[Text]
Auszug aus den Erwägungen:

                         Erwägungen:

Erwägung 2

    2.- Der Beschwerdeführer ist ein in der Schweiz niedergelassener
Staatsangehöriger der Bundesrepublik Deutschland. Soweit er sich auf die
Handels- und Gewerbefreiheit (Art. 31 BV) beruft, stellt sich die Frage,
ob auf diese Rüge eingetreten werden kann.
[/Text]
[Datenauszug]
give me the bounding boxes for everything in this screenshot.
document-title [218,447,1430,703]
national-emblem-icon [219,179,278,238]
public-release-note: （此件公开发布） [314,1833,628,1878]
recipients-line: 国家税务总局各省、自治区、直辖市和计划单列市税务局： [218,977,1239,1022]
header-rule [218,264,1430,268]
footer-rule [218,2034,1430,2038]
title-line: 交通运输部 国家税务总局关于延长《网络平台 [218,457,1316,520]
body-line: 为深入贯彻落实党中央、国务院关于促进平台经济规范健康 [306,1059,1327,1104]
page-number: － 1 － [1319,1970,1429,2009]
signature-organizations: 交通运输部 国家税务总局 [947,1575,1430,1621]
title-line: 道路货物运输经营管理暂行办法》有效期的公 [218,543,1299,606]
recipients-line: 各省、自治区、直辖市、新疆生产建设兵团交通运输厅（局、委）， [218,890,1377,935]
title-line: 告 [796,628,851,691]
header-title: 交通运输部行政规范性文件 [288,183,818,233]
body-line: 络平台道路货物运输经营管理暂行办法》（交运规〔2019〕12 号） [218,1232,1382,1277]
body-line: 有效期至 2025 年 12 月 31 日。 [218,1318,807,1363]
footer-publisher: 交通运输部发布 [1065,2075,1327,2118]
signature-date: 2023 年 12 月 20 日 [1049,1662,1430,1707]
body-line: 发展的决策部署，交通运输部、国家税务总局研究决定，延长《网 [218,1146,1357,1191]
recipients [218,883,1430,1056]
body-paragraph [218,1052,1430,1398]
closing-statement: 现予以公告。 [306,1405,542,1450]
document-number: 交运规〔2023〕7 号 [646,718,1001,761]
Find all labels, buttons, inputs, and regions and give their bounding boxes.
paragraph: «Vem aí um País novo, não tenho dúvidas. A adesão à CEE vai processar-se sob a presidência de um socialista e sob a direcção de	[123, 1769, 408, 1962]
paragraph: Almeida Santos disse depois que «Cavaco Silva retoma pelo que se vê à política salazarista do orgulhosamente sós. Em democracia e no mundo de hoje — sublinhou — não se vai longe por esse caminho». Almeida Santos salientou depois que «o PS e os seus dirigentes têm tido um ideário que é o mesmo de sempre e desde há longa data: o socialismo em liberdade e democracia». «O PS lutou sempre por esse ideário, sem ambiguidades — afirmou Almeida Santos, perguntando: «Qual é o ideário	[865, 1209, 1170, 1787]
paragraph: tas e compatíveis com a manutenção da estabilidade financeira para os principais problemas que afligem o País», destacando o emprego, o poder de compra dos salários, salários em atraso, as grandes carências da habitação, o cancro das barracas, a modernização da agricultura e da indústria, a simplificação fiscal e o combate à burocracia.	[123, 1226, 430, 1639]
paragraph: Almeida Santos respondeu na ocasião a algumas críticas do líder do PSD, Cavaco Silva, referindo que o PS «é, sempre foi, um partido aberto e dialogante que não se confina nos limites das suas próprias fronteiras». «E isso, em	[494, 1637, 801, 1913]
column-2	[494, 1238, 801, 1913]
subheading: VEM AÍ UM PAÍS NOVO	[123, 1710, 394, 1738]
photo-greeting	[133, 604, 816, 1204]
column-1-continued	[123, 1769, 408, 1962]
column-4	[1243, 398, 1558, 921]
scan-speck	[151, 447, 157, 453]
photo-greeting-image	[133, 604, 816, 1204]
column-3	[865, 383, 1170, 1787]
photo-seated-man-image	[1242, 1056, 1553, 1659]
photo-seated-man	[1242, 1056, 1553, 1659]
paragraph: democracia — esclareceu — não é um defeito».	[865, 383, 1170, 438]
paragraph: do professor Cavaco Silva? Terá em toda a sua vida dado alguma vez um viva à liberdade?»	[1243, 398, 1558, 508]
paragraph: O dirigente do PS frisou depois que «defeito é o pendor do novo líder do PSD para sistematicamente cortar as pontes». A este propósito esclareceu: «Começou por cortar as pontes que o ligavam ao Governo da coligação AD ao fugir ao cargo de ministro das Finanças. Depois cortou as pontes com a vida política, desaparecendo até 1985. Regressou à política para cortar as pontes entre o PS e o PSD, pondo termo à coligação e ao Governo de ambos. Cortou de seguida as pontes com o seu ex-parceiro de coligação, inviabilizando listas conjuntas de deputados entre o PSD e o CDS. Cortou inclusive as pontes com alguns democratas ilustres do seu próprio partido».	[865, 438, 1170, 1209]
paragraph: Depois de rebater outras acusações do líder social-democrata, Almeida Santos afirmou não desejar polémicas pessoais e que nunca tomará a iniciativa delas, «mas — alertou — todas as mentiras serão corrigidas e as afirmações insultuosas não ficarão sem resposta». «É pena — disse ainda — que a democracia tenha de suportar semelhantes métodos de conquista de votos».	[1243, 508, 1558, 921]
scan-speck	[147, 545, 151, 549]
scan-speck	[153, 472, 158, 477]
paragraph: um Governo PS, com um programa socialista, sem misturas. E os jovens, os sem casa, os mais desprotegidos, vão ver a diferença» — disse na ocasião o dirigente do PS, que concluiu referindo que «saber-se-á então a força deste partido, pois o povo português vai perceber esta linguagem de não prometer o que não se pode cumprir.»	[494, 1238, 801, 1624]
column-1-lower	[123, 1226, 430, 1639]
[/Datenauszug]
Aufgabe: Gib den Absatz im Text, der mit „2.- Der Beschwerdeführer ist“ beginnt, kürzer wieder und behalte dabei seine wesentlichen Angaben bei.

Antwort: Der Beschwerdeführer ist deutscher Staatsangehöriger und in der Schweiz niedergelassen. Er beruft sich auf die Handels- und Gewerbefreiheit (Art. 31 BV). Fraglich ist, ob auf diese Rüge eingetreten werden kann.